Data entries |
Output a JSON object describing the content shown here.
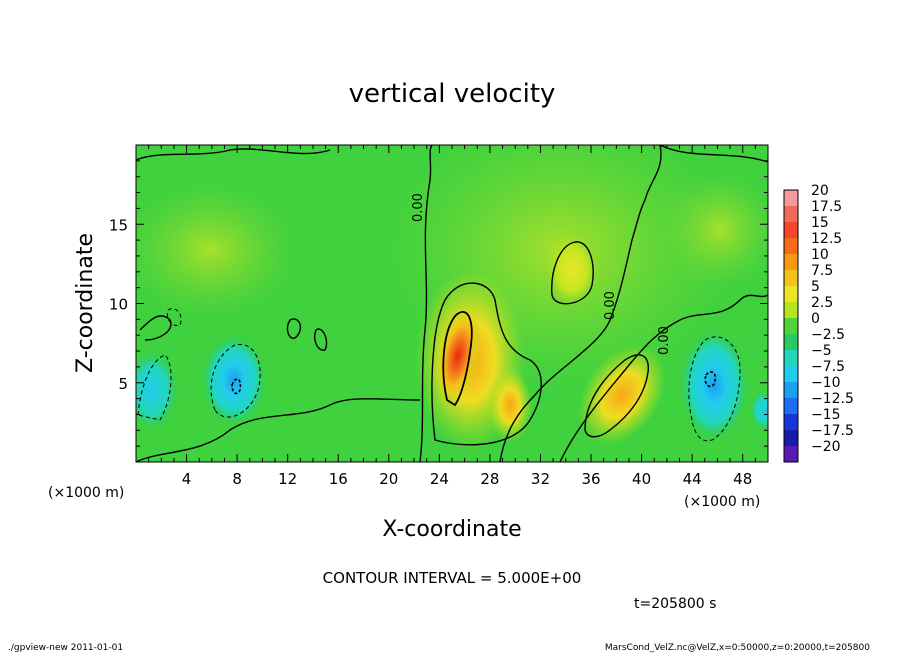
{
  "chart_data": {
    "type": "heatmap",
    "title": "vertical velocity",
    "xlabel": "X-coordinate",
    "ylabel": "Z-coordinate",
    "x_unit_left": "(×1000 m)",
    "x_unit_right": "(×1000 m)",
    "xlim": [
      0,
      50
    ],
    "ylim": [
      0,
      20
    ],
    "x_ticks": [
      "4",
      "8",
      "12",
      "16",
      "20",
      "24",
      "28",
      "32",
      "36",
      "40",
      "44",
      "48"
    ],
    "y_ticks": [
      "5",
      "10",
      "15"
    ],
    "colorbar": {
      "levels": [
        "20",
        "17.5",
        "15",
        "12.5",
        "10",
        "7.5",
        "5",
        "2.5",
        "0",
        "−2.5",
        "−5",
        "−7.5",
        "−10",
        "−12.5",
        "−15",
        "−17.5",
        "−20"
      ],
      "colors": [
        "#f59a9a",
        "#f46a5a",
        "#f5452a",
        "#f56b1a",
        "#f79a12",
        "#f5c318",
        "#eee422",
        "#b4e41c",
        "#4fd33a",
        "#26cc62",
        "#22d6bc",
        "#22cced",
        "#1c9ef2",
        "#1a6ef0",
        "#1a34d8",
        "#1a1aa8",
        "#5a1ab4"
      ]
    },
    "contour_labels": [
      "0.00",
      "0.00",
      "0.00"
    ],
    "features": [
      {
        "kind": "updraft",
        "x": 25.5,
        "z": 7.5,
        "w": 15
      },
      {
        "kind": "updraft",
        "x": 38,
        "z": 4.5,
        "w": 7.5
      },
      {
        "kind": "updraft",
        "x": 35,
        "z": 11.5,
        "w": 5
      },
      {
        "kind": "downdraft",
        "x": 8,
        "z": 5,
        "w": -7.5
      },
      {
        "kind": "downdraft",
        "x": 45.5,
        "z": 5,
        "w": -7.5
      },
      {
        "kind": "downdraft",
        "x": 1.5,
        "z": 5,
        "w": -5
      }
    ],
    "contour_interval_text": "CONTOUR INTERVAL = 5.000E+00",
    "time_text": "t=205800 s"
  },
  "footer": {
    "left": "./gpview-new  2011-01-01",
    "right": "MarsCond_VelZ.nc@VelZ,x=0:50000,z=0:20000,t=205800"
  }
}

The exercise |
Write the lines above out again exactly, without any of their pictures.

Reply |
Output a JSON object describing the content shown here.
{
  "chart_data": {
    "type": "heatmap",
    "title": "vertical velocity",
    "xlabel": "X-coordinate",
    "ylabel": "Z-coordinate",
    "x_unit_left": "(×1000 m)",
    "x_unit_right": "(×1000 m)",
    "xlim": [
      0,
      50
    ],
    "ylim": [
      0,
      20
    ],
    "x_ticks": [
      "4",
      "8",
      "12",
      "16",
      "20",
      "24",
      "28",
      "32",
      "36",
      "40",
      "44",
      "48"
    ],
    "y_ticks": [
      "5",
      "10",
      "15"
    ],
    "colorbar": {
      "levels": [
        "20",
        "17.5",
        "15",
        "12.5",
        "10",
        "7.5",
        "5",
        "2.5",
        "0",
        "−2.5",
        "−5",
        "−7.5",
        "−10",
        "−12.5",
        "−15",
        "−17.5",
        "−20"
      ],
      "colors": [
        "#f59a9a",
        "#f46a5a",
        "#f5452a",
        "#f56b1a",
        "#f79a12",
        "#f5c318",
        "#eee422",
        "#b4e41c",
        "#4fd33a",
        "#26cc62",
        "#22d6bc",
        "#22cced",
        "#1c9ef2",
        "#1a6ef0",
        "#1a34d8",
        "#1a1aa8",
        "#5a1ab4"
      ]
    },
    "contour_labels": [
      "0.00",
      "0.00",
      "0.00"
    ],
    "features": [
      {
        "kind": "updraft",
        "x": 25.5,
        "z": 7.5,
        "w": 15
      },
      {
        "kind": "updraft",
        "x": 38,
        "z": 4.5,
        "w": 7.5
      },
      {
        "kind": "updraft",
        "x": 35,
        "z": 11.5,
        "w": 5
      },
      {
        "kind": "downdraft",
        "x": 8,
        "z": 5,
        "w": -7.5
      },
      {
        "kind": "downdraft",
        "x": 45.5,
        "z": 5,
        "w": -7.5
      },
      {
        "kind": "downdraft",
        "x": 1.5,
        "z": 5,
        "w": -5
      }
    ],
    "contour_interval_text": "CONTOUR INTERVAL = 5.000E+00",
    "time_text": "t=205800 s"
  },
  "footer": {
    "left": "./gpview-new  2011-01-01",
    "right": "MarsCond_VelZ.nc@VelZ,x=0:50000,z=0:20000,t=205800"
  }
}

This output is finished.